What is needed: Single out each line with the word "Temperatura" and copy it.

Data in this exercise:
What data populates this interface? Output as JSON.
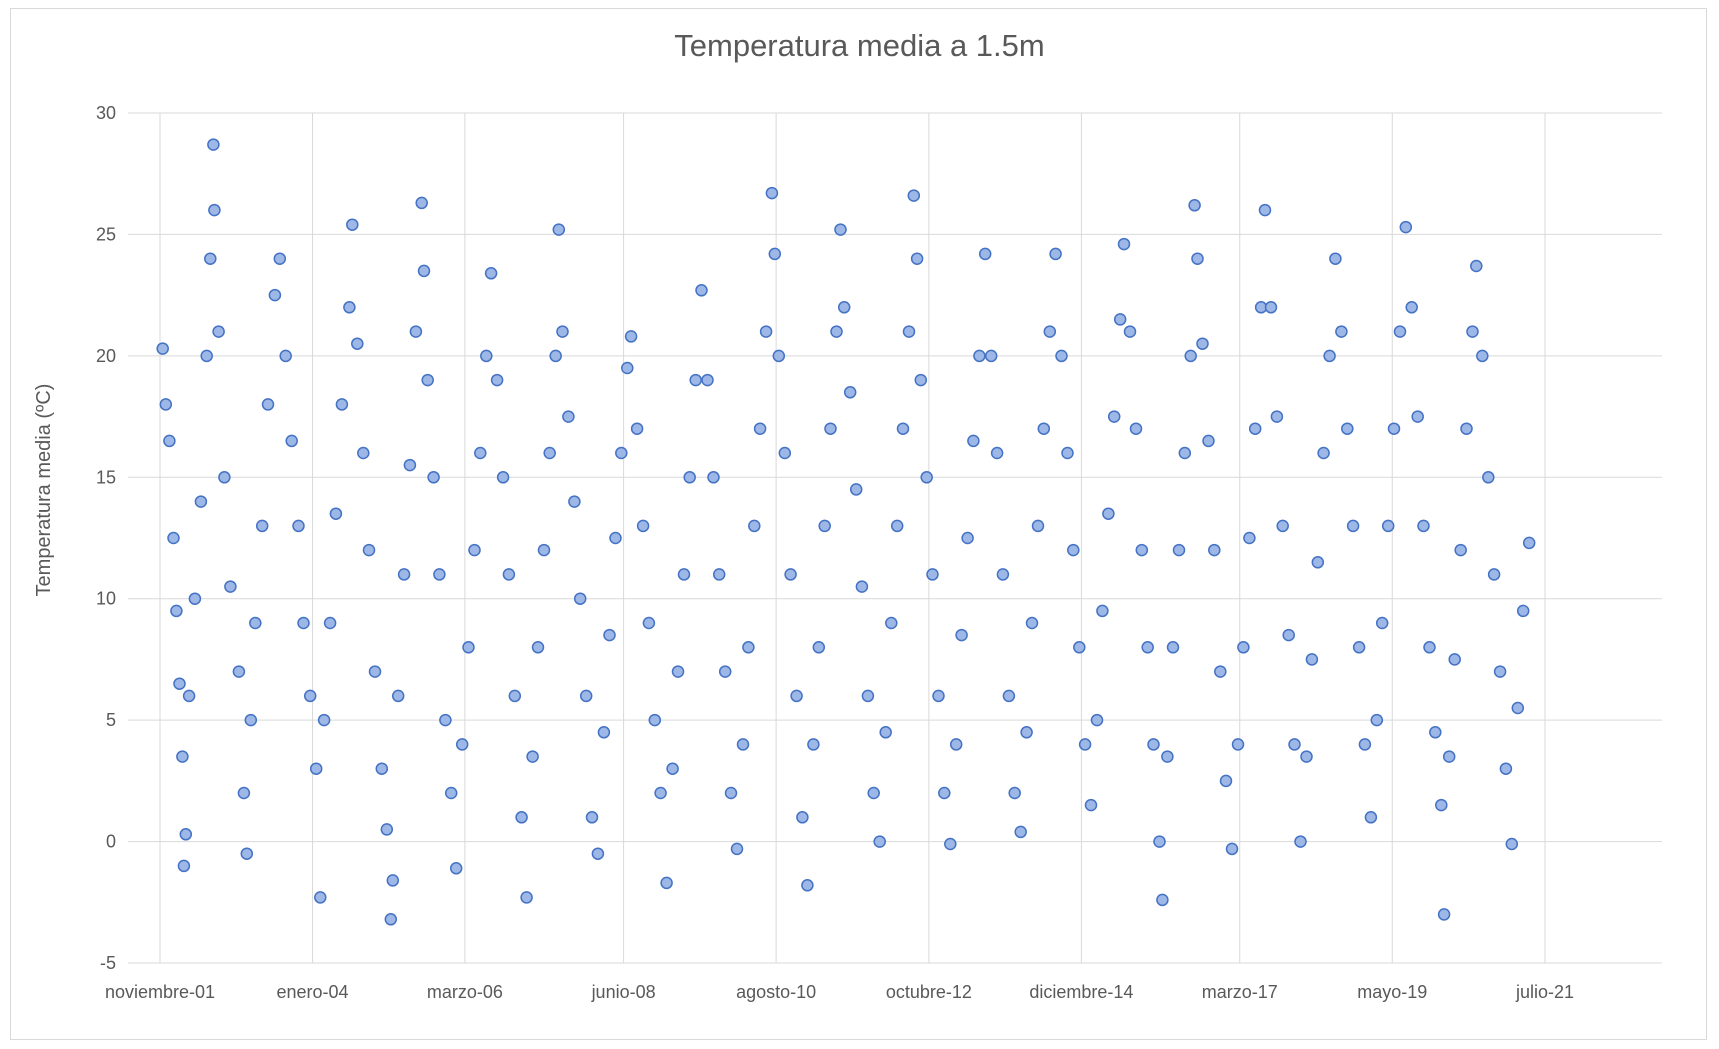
{
  "chart_data": {
    "type": "scatter",
    "title": "Temperatura media a 1.5m",
    "xlabel": "",
    "ylabel": "Temperatura media (ºC)",
    "ylim": [
      -5,
      30
    ],
    "yticks": [
      -5,
      0,
      5,
      10,
      15,
      20,
      25,
      30
    ],
    "xlim": [
      "2001-11-01",
      "2022-12-01"
    ],
    "xticks": [
      {
        "date": "2001-11-01",
        "label": "noviembre-01"
      },
      {
        "date": "2004-01-01",
        "label": "enero-04"
      },
      {
        "date": "2006-03-01",
        "label": "marzo-06"
      },
      {
        "date": "2008-06-01",
        "label": "junio-08"
      },
      {
        "date": "2010-08-01",
        "label": "agosto-10"
      },
      {
        "date": "2012-10-01",
        "label": "octubre-12"
      },
      {
        "date": "2014-12-01",
        "label": "diciembre-14"
      },
      {
        "date": "2017-03-01",
        "label": "marzo-17"
      },
      {
        "date": "2019-05-01",
        "label": "mayo-19"
      },
      {
        "date": "2021-07-01",
        "label": "julio-21"
      }
    ],
    "grid": true,
    "legend": "none",
    "marker_fill": "#9db7e6",
    "marker_stroke": "#4472c4",
    "gridline_color": "#d9d9d9",
    "series": [
      {
        "points": [
          [
            "2001-11-15",
            20.3
          ],
          [
            "2001-12-01",
            18.0
          ],
          [
            "2001-12-20",
            16.5
          ],
          [
            "2002-01-10",
            12.5
          ],
          [
            "2002-01-25",
            9.5
          ],
          [
            "2002-02-10",
            6.5
          ],
          [
            "2002-02-25",
            3.5
          ],
          [
            "2002-03-05",
            -1.0
          ],
          [
            "2002-03-15",
            0.3
          ],
          [
            "2002-04-01",
            6.0
          ],
          [
            "2002-05-01",
            10.0
          ],
          [
            "2002-06-01",
            14.0
          ],
          [
            "2002-07-01",
            20.0
          ],
          [
            "2002-07-20",
            24.0
          ],
          [
            "2002-08-05",
            28.7
          ],
          [
            "2002-08-10",
            26.0
          ],
          [
            "2002-09-01",
            21.0
          ],
          [
            "2002-10-01",
            15.0
          ],
          [
            "2002-11-01",
            10.5
          ],
          [
            "2002-12-15",
            7.0
          ],
          [
            "2003-01-10",
            2.0
          ],
          [
            "2003-01-25",
            -0.5
          ],
          [
            "2003-02-15",
            5.0
          ],
          [
            "2003-03-10",
            9.0
          ],
          [
            "2003-04-15",
            13.0
          ],
          [
            "2003-05-15",
            18.0
          ],
          [
            "2003-06-20",
            22.5
          ],
          [
            "2003-07-15",
            24.0
          ],
          [
            "2003-08-15",
            20.0
          ],
          [
            "2003-09-15",
            16.5
          ],
          [
            "2003-10-20",
            13.0
          ],
          [
            "2003-11-15",
            9.0
          ],
          [
            "2003-12-20",
            6.0
          ],
          [
            "2004-01-20",
            3.0
          ],
          [
            "2004-02-10",
            -2.3
          ],
          [
            "2004-03-01",
            5.0
          ],
          [
            "2004-04-01",
            9.0
          ],
          [
            "2004-05-01",
            13.5
          ],
          [
            "2004-06-01",
            18.0
          ],
          [
            "2004-07-10",
            22.0
          ],
          [
            "2004-07-25",
            25.4
          ],
          [
            "2004-08-20",
            20.5
          ],
          [
            "2004-09-20",
            16.0
          ],
          [
            "2004-10-20",
            12.0
          ],
          [
            "2004-11-20",
            7.0
          ],
          [
            "2004-12-25",
            3.0
          ],
          [
            "2005-01-20",
            0.5
          ],
          [
            "2005-02-10",
            -3.2
          ],
          [
            "2005-02-20",
            -1.6
          ],
          [
            "2005-03-20",
            6.0
          ],
          [
            "2005-04-20",
            11.0
          ],
          [
            "2005-05-20",
            15.5
          ],
          [
            "2005-06-20",
            21.0
          ],
          [
            "2005-07-20",
            26.3
          ],
          [
            "2005-08-01",
            23.5
          ],
          [
            "2005-08-20",
            19.0
          ],
          [
            "2005-09-20",
            15.0
          ],
          [
            "2005-10-20",
            11.0
          ],
          [
            "2005-11-20",
            5.0
          ],
          [
            "2005-12-20",
            2.0
          ],
          [
            "2006-01-15",
            -1.1
          ],
          [
            "2006-02-15",
            4.0
          ],
          [
            "2006-03-20",
            8.0
          ],
          [
            "2006-04-20",
            12.0
          ],
          [
            "2006-05-20",
            16.0
          ],
          [
            "2006-06-20",
            20.0
          ],
          [
            "2006-07-15",
            23.4
          ],
          [
            "2006-08-15",
            19.0
          ],
          [
            "2006-09-15",
            15.0
          ],
          [
            "2006-10-15",
            11.0
          ],
          [
            "2006-11-15",
            6.0
          ],
          [
            "2006-12-20",
            1.0
          ],
          [
            "2007-01-15",
            -2.3
          ],
          [
            "2007-02-15",
            3.5
          ],
          [
            "2007-03-15",
            8.0
          ],
          [
            "2007-04-15",
            12.0
          ],
          [
            "2007-05-15",
            16.0
          ],
          [
            "2007-06-15",
            20.0
          ],
          [
            "2007-07-01",
            25.2
          ],
          [
            "2007-07-20",
            21.0
          ],
          [
            "2007-08-20",
            17.5
          ],
          [
            "2007-09-20",
            14.0
          ],
          [
            "2007-10-20",
            10.0
          ],
          [
            "2007-11-20",
            6.0
          ],
          [
            "2007-12-20",
            1.0
          ],
          [
            "2008-01-20",
            -0.5
          ],
          [
            "2008-02-20",
            4.5
          ],
          [
            "2008-03-20",
            8.5
          ],
          [
            "2008-04-20",
            12.5
          ],
          [
            "2008-05-20",
            16.0
          ],
          [
            "2008-06-20",
            19.5
          ],
          [
            "2008-07-10",
            20.8
          ],
          [
            "2008-08-10",
            17.0
          ],
          [
            "2008-09-10",
            13.0
          ],
          [
            "2008-10-10",
            9.0
          ],
          [
            "2008-11-10",
            5.0
          ],
          [
            "2008-12-10",
            2.0
          ],
          [
            "2009-01-10",
            -1.7
          ],
          [
            "2009-02-10",
            3.0
          ],
          [
            "2009-03-10",
            7.0
          ],
          [
            "2009-04-10",
            11.0
          ],
          [
            "2009-05-10",
            15.0
          ],
          [
            "2009-06-10",
            19.0
          ],
          [
            "2009-07-10",
            22.7
          ],
          [
            "2009-08-10",
            19.0
          ],
          [
            "2009-09-10",
            15.0
          ],
          [
            "2009-10-10",
            11.0
          ],
          [
            "2009-11-10",
            7.0
          ],
          [
            "2009-12-10",
            2.0
          ],
          [
            "2010-01-10",
            -0.3
          ],
          [
            "2010-02-10",
            4.0
          ],
          [
            "2010-03-10",
            8.0
          ],
          [
            "2010-04-10",
            13.0
          ],
          [
            "2010-05-10",
            17.0
          ],
          [
            "2010-06-10",
            21.0
          ],
          [
            "2010-07-10",
            26.7
          ],
          [
            "2010-07-25",
            24.2
          ],
          [
            "2010-08-15",
            20.0
          ],
          [
            "2010-09-15",
            16.0
          ],
          [
            "2010-10-15",
            11.0
          ],
          [
            "2010-11-15",
            6.0
          ],
          [
            "2010-12-15",
            1.0
          ],
          [
            "2011-01-10",
            -1.8
          ],
          [
            "2011-02-10",
            4.0
          ],
          [
            "2011-03-10",
            8.0
          ],
          [
            "2011-04-10",
            13.0
          ],
          [
            "2011-05-10",
            17.0
          ],
          [
            "2011-06-10",
            21.0
          ],
          [
            "2011-07-01",
            25.2
          ],
          [
            "2011-07-20",
            22.0
          ],
          [
            "2011-08-20",
            18.5
          ],
          [
            "2011-09-20",
            14.5
          ],
          [
            "2011-10-20",
            10.5
          ],
          [
            "2011-11-20",
            6.0
          ],
          [
            "2011-12-20",
            2.0
          ],
          [
            "2012-01-20",
            0.0
          ],
          [
            "2012-02-20",
            4.5
          ],
          [
            "2012-03-20",
            9.0
          ],
          [
            "2012-04-20",
            13.0
          ],
          [
            "2012-05-20",
            17.0
          ],
          [
            "2012-06-20",
            21.0
          ],
          [
            "2012-07-15",
            26.6
          ],
          [
            "2012-08-01",
            24.0
          ],
          [
            "2012-08-20",
            19.0
          ],
          [
            "2012-09-20",
            15.0
          ],
          [
            "2012-10-20",
            11.0
          ],
          [
            "2012-11-20",
            6.0
          ],
          [
            "2012-12-20",
            2.0
          ],
          [
            "2013-01-20",
            -0.1
          ],
          [
            "2013-02-20",
            4.0
          ],
          [
            "2013-03-20",
            8.5
          ],
          [
            "2013-04-20",
            12.5
          ],
          [
            "2013-05-20",
            16.5
          ],
          [
            "2013-06-20",
            20.0
          ],
          [
            "2013-07-20",
            24.2
          ],
          [
            "2013-08-20",
            20.0
          ],
          [
            "2013-09-20",
            16.0
          ],
          [
            "2013-10-20",
            11.0
          ],
          [
            "2013-11-20",
            6.0
          ],
          [
            "2013-12-20",
            2.0
          ],
          [
            "2014-01-20",
            0.4
          ],
          [
            "2014-02-20",
            4.5
          ],
          [
            "2014-03-20",
            9.0
          ],
          [
            "2014-04-20",
            13.0
          ],
          [
            "2014-05-20",
            17.0
          ],
          [
            "2014-06-20",
            21.0
          ],
          [
            "2014-07-20",
            24.2
          ],
          [
            "2014-08-20",
            20.0
          ],
          [
            "2014-09-20",
            16.0
          ],
          [
            "2014-10-20",
            12.0
          ],
          [
            "2014-11-20",
            8.0
          ],
          [
            "2014-12-20",
            4.0
          ],
          [
            "2015-01-20",
            1.5
          ],
          [
            "2015-02-20",
            5.0
          ],
          [
            "2015-03-20",
            9.5
          ],
          [
            "2015-04-20",
            13.5
          ],
          [
            "2015-05-20",
            17.5
          ],
          [
            "2015-06-20",
            21.5
          ],
          [
            "2015-07-10",
            24.6
          ],
          [
            "2015-08-10",
            21.0
          ],
          [
            "2015-09-10",
            17.0
          ],
          [
            "2015-10-10",
            12.0
          ],
          [
            "2015-11-10",
            8.0
          ],
          [
            "2015-12-10",
            4.0
          ],
          [
            "2016-01-10",
            0.0
          ],
          [
            "2016-01-25",
            -2.4
          ],
          [
            "2016-02-20",
            3.5
          ],
          [
            "2016-03-20",
            8.0
          ],
          [
            "2016-04-20",
            12.0
          ],
          [
            "2016-05-20",
            16.0
          ],
          [
            "2016-06-20",
            20.0
          ],
          [
            "2016-07-10",
            26.2
          ],
          [
            "2016-07-25",
            24.0
          ],
          [
            "2016-08-20",
            20.5
          ],
          [
            "2016-09-20",
            16.5
          ],
          [
            "2016-10-20",
            12.0
          ],
          [
            "2016-11-20",
            7.0
          ],
          [
            "2016-12-20",
            2.5
          ],
          [
            "2017-01-20",
            -0.3
          ],
          [
            "2017-02-20",
            4.0
          ],
          [
            "2017-03-20",
            8.0
          ],
          [
            "2017-04-20",
            12.5
          ],
          [
            "2017-05-20",
            17.0
          ],
          [
            "2017-06-20",
            22.0
          ],
          [
            "2017-07-10",
            26.0
          ],
          [
            "2017-08-10",
            22.0
          ],
          [
            "2017-09-10",
            17.5
          ],
          [
            "2017-10-10",
            13.0
          ],
          [
            "2017-11-10",
            8.5
          ],
          [
            "2017-12-10",
            4.0
          ],
          [
            "2018-01-10",
            0.0
          ],
          [
            "2018-02-10",
            3.5
          ],
          [
            "2018-03-10",
            7.5
          ],
          [
            "2018-04-10",
            11.5
          ],
          [
            "2018-05-10",
            16.0
          ],
          [
            "2018-06-10",
            20.0
          ],
          [
            "2018-07-10",
            24.0
          ],
          [
            "2018-08-10",
            21.0
          ],
          [
            "2018-09-10",
            17.0
          ],
          [
            "2018-10-10",
            13.0
          ],
          [
            "2018-11-10",
            8.0
          ],
          [
            "2018-12-10",
            4.0
          ],
          [
            "2019-01-10",
            1.0
          ],
          [
            "2019-02-10",
            5.0
          ],
          [
            "2019-03-10",
            9.0
          ],
          [
            "2019-04-10",
            13.0
          ],
          [
            "2019-05-10",
            17.0
          ],
          [
            "2019-06-10",
            21.0
          ],
          [
            "2019-07-10",
            25.3
          ],
          [
            "2019-08-10",
            22.0
          ],
          [
            "2019-09-10",
            17.5
          ],
          [
            "2019-10-10",
            13.0
          ],
          [
            "2019-11-10",
            8.0
          ],
          [
            "2019-12-10",
            4.5
          ],
          [
            "2020-01-10",
            1.5
          ],
          [
            "2020-01-25",
            -3.0
          ],
          [
            "2020-02-20",
            3.5
          ],
          [
            "2020-03-20",
            7.5
          ],
          [
            "2020-04-20",
            12.0
          ],
          [
            "2020-05-20",
            17.0
          ],
          [
            "2020-06-20",
            21.0
          ],
          [
            "2020-07-10",
            23.7
          ],
          [
            "2020-08-10",
            20.0
          ],
          [
            "2020-09-10",
            15.0
          ],
          [
            "2020-10-10",
            11.0
          ],
          [
            "2020-11-10",
            7.0
          ],
          [
            "2020-12-10",
            3.0
          ],
          [
            "2021-01-10",
            -0.1
          ],
          [
            "2021-02-10",
            5.5
          ],
          [
            "2021-03-10",
            9.5
          ],
          [
            "2021-04-10",
            12.3
          ]
        ]
      }
    ]
  }
}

Result of this task:
    "title": "Temperatura media a 1.5m",
    "ylabel": "Temperatura media (ºC)",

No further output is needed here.